YOUR OBJECTIVE
Here are records with pictures in them. Copy all of them exactly and leave the pictures out.

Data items
================================

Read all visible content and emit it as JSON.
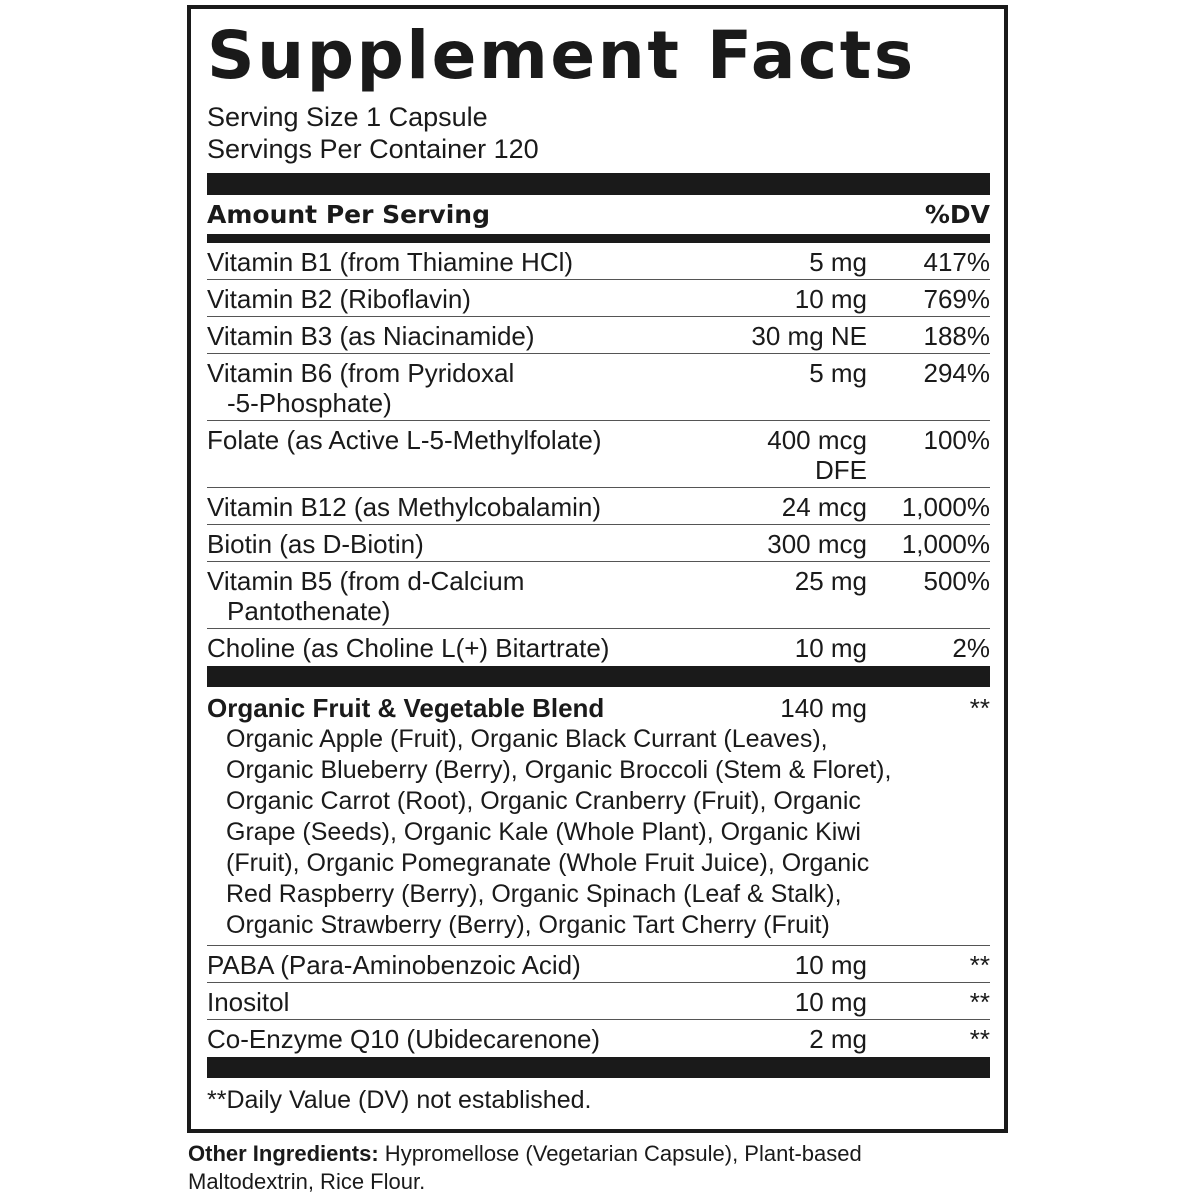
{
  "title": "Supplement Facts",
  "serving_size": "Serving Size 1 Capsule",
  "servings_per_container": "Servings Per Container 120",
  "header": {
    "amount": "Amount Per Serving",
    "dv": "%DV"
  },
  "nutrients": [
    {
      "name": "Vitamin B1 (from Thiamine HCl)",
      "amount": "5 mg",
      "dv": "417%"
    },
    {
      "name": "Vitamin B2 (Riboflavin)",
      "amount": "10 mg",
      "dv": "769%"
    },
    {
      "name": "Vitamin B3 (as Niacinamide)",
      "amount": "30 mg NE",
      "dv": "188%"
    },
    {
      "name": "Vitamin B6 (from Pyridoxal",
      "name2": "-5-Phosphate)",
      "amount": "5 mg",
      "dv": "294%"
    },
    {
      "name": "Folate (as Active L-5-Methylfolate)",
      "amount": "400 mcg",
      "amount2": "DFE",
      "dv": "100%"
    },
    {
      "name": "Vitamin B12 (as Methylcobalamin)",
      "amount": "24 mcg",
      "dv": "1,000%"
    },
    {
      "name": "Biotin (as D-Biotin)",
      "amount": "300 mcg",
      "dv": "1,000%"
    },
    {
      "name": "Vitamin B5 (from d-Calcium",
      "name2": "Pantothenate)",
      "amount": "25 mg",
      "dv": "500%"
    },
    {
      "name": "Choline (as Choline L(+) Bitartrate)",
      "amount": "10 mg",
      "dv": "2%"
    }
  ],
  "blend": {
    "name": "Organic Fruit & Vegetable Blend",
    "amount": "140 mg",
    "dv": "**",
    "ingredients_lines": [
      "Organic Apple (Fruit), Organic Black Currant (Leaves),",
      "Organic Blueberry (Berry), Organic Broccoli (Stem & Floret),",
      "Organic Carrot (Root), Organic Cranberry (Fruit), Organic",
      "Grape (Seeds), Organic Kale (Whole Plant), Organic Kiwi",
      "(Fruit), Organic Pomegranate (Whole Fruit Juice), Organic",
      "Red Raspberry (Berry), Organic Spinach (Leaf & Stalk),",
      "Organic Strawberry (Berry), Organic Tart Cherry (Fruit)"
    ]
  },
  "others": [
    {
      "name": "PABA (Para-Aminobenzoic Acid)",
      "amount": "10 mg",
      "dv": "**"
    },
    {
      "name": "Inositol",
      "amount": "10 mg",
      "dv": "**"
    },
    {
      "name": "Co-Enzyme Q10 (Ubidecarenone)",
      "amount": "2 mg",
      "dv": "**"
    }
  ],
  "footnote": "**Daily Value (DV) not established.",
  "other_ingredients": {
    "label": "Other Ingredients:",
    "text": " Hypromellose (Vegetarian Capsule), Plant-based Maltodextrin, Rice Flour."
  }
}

================================

TASK OUTPUT
Read all visible content and emit it as JSON.
{
  "title": "Supplement Facts",
  "serving_size": "Serving Size 1 Capsule",
  "servings_per_container": "Servings Per Container 120",
  "header": {
    "amount": "Amount Per Serving",
    "dv": "%DV"
  },
  "nutrients": [
    {
      "name": "Vitamin B1 (from Thiamine HCl)",
      "amount": "5 mg",
      "dv": "417%"
    },
    {
      "name": "Vitamin B2 (Riboflavin)",
      "amount": "10 mg",
      "dv": "769%"
    },
    {
      "name": "Vitamin B3 (as Niacinamide)",
      "amount": "30 mg NE",
      "dv": "188%"
    },
    {
      "name": "Vitamin B6 (from Pyridoxal",
      "name2": "-5-Phosphate)",
      "amount": "5 mg",
      "dv": "294%"
    },
    {
      "name": "Folate (as Active L-5-Methylfolate)",
      "amount": "400 mcg",
      "amount2": "DFE",
      "dv": "100%"
    },
    {
      "name": "Vitamin B12 (as Methylcobalamin)",
      "amount": "24 mcg",
      "dv": "1,000%"
    },
    {
      "name": "Biotin (as D-Biotin)",
      "amount": "300 mcg",
      "dv": "1,000%"
    },
    {
      "name": "Vitamin B5 (from d-Calcium",
      "name2": "Pantothenate)",
      "amount": "25 mg",
      "dv": "500%"
    },
    {
      "name": "Choline (as Choline L(+) Bitartrate)",
      "amount": "10 mg",
      "dv": "2%"
    }
  ],
  "blend": {
    "name": "Organic Fruit & Vegetable Blend",
    "amount": "140 mg",
    "dv": "**",
    "ingredients_lines": [
      "Organic Apple (Fruit), Organic Black Currant (Leaves),",
      "Organic Blueberry (Berry), Organic Broccoli (Stem & Floret),",
      "Organic Carrot (Root), Organic Cranberry (Fruit), Organic",
      "Grape (Seeds), Organic Kale (Whole Plant), Organic Kiwi",
      "(Fruit), Organic Pomegranate (Whole Fruit Juice), Organic",
      "Red Raspberry (Berry), Organic Spinach (Leaf & Stalk),",
      "Organic Strawberry (Berry), Organic Tart Cherry (Fruit)"
    ]
  },
  "others": [
    {
      "name": "PABA (Para-Aminobenzoic Acid)",
      "amount": "10 mg",
      "dv": "**"
    },
    {
      "name": "Inositol",
      "amount": "10 mg",
      "dv": "**"
    },
    {
      "name": "Co-Enzyme Q10 (Ubidecarenone)",
      "amount": "2 mg",
      "dv": "**"
    }
  ],
  "footnote": "**Daily Value (DV) not established.",
  "other_ingredients": {
    "label": "Other Ingredients:",
    "text": " Hypromellose (Vegetarian Capsule), Plant-based Maltodextrin, Rice Flour."
  }
}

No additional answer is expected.